Stored entries:
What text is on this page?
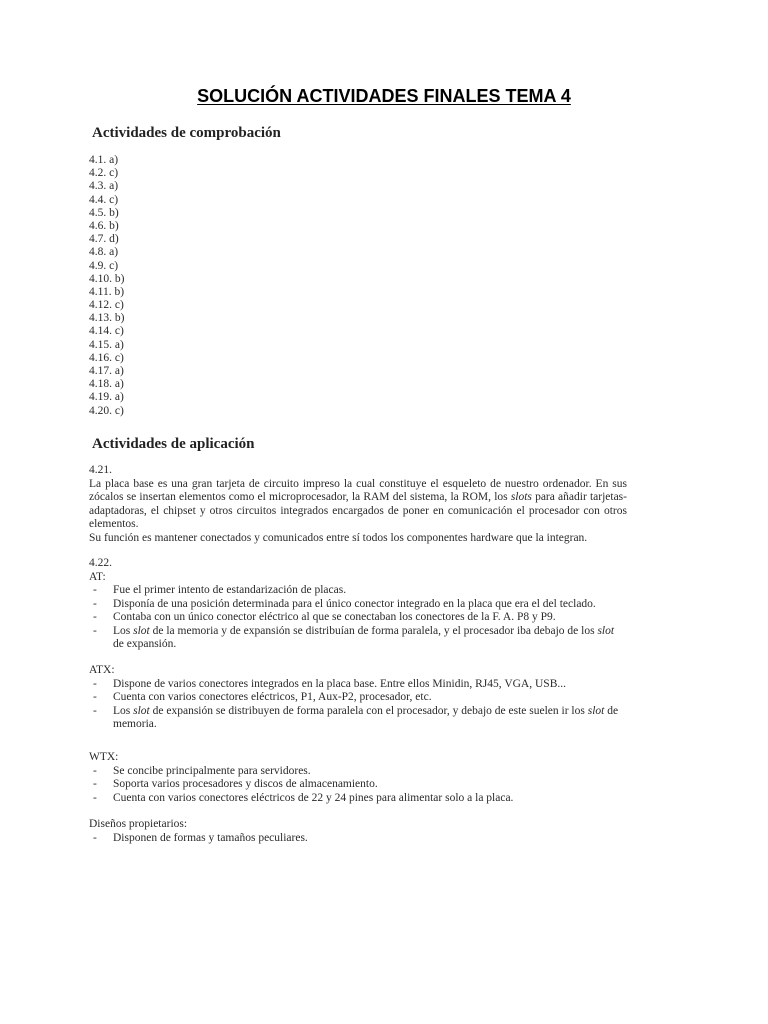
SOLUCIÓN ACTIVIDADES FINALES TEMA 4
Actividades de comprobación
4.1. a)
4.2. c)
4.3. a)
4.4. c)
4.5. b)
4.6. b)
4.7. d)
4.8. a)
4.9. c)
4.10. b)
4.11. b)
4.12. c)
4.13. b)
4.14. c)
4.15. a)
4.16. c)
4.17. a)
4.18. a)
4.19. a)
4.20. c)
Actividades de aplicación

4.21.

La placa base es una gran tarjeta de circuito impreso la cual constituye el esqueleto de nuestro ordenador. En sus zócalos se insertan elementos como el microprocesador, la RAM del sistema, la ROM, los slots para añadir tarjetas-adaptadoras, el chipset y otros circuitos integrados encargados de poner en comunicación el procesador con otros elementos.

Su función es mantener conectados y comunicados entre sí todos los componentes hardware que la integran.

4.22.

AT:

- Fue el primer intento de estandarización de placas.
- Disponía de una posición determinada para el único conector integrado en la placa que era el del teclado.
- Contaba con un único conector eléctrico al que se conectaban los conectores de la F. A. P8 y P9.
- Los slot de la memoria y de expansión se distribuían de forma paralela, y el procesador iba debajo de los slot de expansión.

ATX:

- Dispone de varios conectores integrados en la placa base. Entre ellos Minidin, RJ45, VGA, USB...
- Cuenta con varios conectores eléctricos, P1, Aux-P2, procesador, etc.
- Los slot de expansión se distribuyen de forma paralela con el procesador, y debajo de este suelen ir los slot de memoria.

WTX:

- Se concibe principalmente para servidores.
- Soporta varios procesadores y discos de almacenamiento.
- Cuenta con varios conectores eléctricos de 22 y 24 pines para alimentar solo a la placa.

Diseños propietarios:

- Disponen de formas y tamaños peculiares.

§ Short problem: Leave out the pictures and transcribe the entries above exactly.

§ Output of the task:
What text is on this page?
SOLUCIÓN ACTIVIDADES FINALES TEMA 4
Actividades de comprobación
4.1. a)
4.2. c)
4.3. a)
4.4. c)
4.5. b)
4.6. b)
4.7. d)
4.8. a)
4.9. c)
4.10. b)
4.11. b)
4.12. c)
4.13. b)
4.14. c)
4.15. a)
4.16. c)
4.17. a)
4.18. a)
4.19. a)
4.20. c)
Actividades de aplicación

4.21.

La placa base es una gran tarjeta de circuito impreso la cual constituye el esqueleto de nuestro ordenador. En sus zócalos se insertan elementos como el microprocesador, la RAM del sistema, la ROM, los slots para añadir tarjetas-adaptadoras, el chipset y otros circuitos integrados encargados de poner en comunicación el procesador con otros elementos.

Su función es mantener conectados y comunicados entre sí todos los componentes hardware que la integran.

4.22.

AT:

- Fue el primer intento de estandarización de placas.
- Disponía de una posición determinada para el único conector integrado en la placa que era el del teclado.
- Contaba con un único conector eléctrico al que se conectaban los conectores de la F. A. P8 y P9.
- Los slot de la memoria y de expansión se distribuían de forma paralela, y el procesador iba debajo de los slot de expansión.

ATX:

- Dispone de varios conectores integrados en la placa base. Entre ellos Minidin, RJ45, VGA, USB...
- Cuenta con varios conectores eléctricos, P1, Aux-P2, procesador, etc.
- Los slot de expansión se distribuyen de forma paralela con el procesador, y debajo de este suelen ir los slot de memoria.

WTX:

- Se concibe principalmente para servidores.
- Soporta varios procesadores y discos de almacenamiento.
- Cuenta con varios conectores eléctricos de 22 y 24 pines para alimentar solo a la placa.

Diseños propietarios:

- Disponen de formas y tamaños peculiares.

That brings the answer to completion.